Work out how many lines in the listing below include the word "Fragility"; answer with the number alone.

Structured figure records:
···
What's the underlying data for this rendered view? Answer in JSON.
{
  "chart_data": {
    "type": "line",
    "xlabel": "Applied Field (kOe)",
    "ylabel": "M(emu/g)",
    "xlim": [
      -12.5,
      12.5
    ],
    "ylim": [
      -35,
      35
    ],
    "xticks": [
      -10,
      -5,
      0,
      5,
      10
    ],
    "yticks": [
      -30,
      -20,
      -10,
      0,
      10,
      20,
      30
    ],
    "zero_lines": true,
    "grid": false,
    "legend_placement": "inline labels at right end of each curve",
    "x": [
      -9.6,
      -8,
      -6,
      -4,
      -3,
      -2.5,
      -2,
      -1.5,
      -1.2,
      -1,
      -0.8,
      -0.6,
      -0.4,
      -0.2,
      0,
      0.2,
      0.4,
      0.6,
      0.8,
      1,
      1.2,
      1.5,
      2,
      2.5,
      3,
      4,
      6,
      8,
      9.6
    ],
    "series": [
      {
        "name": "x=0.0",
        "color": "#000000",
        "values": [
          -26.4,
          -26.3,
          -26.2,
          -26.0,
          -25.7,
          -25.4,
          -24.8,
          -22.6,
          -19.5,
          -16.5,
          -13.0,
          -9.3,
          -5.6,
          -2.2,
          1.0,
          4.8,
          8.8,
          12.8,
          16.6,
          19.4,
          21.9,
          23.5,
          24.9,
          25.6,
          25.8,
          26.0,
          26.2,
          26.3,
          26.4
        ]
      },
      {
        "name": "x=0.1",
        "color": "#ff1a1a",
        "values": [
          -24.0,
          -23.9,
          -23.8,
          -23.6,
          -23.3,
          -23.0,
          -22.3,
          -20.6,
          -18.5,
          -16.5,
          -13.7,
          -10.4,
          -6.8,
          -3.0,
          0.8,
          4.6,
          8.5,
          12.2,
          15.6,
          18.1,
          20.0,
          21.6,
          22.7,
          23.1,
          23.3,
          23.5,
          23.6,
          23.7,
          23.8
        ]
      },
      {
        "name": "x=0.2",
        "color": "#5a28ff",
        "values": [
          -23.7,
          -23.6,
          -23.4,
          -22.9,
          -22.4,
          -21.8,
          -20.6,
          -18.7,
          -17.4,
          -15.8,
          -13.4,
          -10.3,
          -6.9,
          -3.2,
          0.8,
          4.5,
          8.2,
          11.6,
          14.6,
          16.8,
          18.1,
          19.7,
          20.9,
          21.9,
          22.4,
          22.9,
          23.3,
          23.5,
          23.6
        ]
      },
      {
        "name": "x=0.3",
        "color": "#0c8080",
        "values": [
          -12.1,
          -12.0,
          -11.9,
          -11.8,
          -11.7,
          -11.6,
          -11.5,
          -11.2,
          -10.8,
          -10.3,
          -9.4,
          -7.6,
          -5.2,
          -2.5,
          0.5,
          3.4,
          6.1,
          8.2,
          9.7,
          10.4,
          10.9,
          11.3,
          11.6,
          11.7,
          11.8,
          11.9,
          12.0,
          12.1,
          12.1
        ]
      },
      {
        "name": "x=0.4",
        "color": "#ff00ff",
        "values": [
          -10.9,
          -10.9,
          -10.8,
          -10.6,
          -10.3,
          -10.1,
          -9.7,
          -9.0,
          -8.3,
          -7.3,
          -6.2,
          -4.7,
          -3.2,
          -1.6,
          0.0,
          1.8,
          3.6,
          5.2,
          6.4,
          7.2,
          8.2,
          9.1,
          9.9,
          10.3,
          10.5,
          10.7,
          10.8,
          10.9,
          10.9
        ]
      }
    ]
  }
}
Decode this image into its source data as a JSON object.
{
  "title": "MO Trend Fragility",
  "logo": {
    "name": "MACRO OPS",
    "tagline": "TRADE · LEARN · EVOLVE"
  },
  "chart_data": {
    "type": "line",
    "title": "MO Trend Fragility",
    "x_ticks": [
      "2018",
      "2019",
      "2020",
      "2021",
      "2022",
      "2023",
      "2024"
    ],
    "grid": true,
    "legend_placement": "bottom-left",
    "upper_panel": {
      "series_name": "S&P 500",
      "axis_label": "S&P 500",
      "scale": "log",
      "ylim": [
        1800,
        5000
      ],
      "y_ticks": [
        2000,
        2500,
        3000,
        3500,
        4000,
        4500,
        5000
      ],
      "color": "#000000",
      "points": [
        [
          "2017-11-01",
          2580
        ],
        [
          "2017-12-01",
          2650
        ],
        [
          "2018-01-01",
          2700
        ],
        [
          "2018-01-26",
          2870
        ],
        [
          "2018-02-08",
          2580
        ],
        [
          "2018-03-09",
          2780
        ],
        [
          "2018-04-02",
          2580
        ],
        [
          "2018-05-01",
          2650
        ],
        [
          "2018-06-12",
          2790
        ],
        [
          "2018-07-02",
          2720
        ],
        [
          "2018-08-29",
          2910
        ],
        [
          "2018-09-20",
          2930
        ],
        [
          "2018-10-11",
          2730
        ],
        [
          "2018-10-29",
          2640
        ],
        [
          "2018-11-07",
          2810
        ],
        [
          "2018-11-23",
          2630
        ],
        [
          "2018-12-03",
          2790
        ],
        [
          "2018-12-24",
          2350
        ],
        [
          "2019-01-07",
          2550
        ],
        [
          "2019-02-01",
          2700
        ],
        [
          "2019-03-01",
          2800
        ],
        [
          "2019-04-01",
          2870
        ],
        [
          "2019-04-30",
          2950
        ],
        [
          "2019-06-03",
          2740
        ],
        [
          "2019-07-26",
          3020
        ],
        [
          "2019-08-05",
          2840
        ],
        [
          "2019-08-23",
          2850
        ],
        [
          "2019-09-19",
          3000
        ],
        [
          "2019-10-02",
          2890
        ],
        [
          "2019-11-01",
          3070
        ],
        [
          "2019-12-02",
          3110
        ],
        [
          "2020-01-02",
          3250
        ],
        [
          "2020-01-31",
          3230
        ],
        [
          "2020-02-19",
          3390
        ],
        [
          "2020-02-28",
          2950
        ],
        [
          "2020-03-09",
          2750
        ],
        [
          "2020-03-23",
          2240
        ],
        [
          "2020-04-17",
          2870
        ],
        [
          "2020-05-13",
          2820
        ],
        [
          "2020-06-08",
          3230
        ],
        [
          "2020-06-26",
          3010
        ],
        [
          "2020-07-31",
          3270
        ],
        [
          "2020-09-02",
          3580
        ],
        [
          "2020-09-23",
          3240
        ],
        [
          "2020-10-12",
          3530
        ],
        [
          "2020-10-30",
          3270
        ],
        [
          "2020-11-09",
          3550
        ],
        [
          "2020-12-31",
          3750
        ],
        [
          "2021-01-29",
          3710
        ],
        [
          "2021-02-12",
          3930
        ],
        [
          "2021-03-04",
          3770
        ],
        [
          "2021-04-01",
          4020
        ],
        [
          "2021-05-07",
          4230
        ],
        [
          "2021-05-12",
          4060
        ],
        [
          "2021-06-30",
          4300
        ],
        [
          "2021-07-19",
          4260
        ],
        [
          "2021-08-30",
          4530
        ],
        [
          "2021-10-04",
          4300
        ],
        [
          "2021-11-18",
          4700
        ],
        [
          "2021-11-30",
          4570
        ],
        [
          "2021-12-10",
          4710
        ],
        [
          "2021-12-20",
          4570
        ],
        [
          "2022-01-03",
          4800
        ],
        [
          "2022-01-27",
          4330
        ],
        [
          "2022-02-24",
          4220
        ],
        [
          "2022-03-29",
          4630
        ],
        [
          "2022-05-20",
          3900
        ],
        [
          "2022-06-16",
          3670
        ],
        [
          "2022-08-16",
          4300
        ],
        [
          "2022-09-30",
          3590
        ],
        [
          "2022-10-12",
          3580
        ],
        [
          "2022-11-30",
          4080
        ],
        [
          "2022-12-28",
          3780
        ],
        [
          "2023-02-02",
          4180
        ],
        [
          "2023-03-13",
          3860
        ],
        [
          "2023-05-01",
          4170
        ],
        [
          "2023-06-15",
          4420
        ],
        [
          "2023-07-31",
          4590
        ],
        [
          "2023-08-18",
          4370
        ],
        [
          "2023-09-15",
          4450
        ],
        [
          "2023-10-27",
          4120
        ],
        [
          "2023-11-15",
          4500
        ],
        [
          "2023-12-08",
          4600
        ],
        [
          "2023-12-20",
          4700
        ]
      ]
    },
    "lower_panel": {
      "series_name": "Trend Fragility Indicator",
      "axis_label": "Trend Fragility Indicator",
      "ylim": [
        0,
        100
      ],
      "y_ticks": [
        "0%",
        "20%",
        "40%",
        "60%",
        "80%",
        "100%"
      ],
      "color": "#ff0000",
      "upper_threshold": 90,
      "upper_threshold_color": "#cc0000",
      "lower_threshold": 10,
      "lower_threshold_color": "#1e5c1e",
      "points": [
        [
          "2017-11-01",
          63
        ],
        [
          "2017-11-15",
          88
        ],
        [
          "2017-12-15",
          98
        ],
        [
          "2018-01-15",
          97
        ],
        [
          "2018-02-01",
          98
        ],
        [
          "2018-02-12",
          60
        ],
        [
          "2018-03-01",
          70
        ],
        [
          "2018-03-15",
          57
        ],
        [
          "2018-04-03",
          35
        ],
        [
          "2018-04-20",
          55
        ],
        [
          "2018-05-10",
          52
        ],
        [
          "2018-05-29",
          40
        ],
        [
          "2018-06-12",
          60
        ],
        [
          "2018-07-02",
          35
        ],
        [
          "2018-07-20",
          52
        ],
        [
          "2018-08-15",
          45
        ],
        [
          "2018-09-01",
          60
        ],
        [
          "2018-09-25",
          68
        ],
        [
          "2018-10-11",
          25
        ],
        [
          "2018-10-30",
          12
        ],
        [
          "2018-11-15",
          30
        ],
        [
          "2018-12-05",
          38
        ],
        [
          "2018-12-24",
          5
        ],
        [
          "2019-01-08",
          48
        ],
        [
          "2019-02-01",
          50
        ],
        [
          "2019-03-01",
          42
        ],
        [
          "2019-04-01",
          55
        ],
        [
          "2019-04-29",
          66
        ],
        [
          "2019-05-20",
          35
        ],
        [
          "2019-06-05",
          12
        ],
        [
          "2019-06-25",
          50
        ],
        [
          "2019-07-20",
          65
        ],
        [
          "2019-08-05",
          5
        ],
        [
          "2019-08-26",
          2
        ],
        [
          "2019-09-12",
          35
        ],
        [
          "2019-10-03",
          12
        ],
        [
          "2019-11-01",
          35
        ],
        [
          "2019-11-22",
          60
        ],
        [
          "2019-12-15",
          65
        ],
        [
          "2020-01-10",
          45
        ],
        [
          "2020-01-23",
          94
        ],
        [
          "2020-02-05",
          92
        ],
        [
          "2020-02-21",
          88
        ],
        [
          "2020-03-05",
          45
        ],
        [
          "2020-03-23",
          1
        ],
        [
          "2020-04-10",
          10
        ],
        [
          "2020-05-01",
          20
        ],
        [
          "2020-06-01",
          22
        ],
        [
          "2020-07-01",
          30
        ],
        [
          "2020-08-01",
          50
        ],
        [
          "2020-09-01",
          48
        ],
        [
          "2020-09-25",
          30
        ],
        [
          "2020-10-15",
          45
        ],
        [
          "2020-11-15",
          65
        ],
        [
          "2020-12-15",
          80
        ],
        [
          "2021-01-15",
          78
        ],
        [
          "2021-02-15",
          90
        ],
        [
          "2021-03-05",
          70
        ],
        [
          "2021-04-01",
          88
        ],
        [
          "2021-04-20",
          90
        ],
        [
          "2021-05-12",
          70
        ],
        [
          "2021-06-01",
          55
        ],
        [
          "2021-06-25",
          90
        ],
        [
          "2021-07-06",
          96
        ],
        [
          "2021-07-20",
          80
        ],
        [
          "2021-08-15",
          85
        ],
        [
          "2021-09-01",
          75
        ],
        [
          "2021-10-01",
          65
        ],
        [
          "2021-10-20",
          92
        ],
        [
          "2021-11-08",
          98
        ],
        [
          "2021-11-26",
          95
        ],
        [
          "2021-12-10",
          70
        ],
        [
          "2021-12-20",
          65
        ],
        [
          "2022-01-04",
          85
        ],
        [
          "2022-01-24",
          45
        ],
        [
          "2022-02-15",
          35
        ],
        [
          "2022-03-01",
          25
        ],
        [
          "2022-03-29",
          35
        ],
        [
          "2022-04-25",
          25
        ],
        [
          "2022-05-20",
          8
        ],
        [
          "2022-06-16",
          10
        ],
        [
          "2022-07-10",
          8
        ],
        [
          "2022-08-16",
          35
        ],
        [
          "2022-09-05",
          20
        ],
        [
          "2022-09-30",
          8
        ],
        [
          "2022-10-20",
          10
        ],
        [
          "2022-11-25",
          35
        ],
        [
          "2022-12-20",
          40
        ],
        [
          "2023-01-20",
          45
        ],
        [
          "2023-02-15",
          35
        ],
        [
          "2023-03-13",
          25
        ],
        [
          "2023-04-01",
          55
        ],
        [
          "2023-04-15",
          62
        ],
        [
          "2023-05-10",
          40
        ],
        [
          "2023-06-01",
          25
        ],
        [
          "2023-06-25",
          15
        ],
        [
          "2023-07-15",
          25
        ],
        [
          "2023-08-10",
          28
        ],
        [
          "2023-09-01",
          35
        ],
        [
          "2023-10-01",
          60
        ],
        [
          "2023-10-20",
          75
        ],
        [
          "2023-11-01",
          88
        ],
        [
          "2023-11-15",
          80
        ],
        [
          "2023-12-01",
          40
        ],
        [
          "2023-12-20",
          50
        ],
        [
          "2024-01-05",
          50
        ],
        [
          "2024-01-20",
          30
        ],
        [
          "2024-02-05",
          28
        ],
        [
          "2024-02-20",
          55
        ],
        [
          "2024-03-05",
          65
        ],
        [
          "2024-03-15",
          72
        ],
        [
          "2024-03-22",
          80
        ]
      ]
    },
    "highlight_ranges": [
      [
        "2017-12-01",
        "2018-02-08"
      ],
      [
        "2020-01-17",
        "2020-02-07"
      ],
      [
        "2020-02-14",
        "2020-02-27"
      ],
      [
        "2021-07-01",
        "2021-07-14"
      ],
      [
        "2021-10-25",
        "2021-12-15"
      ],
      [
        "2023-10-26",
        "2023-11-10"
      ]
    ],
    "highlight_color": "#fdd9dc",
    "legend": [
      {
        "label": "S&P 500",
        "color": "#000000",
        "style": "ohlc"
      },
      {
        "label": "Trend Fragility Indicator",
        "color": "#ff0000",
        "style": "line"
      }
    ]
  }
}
···
:: FULL ANSWER ::
5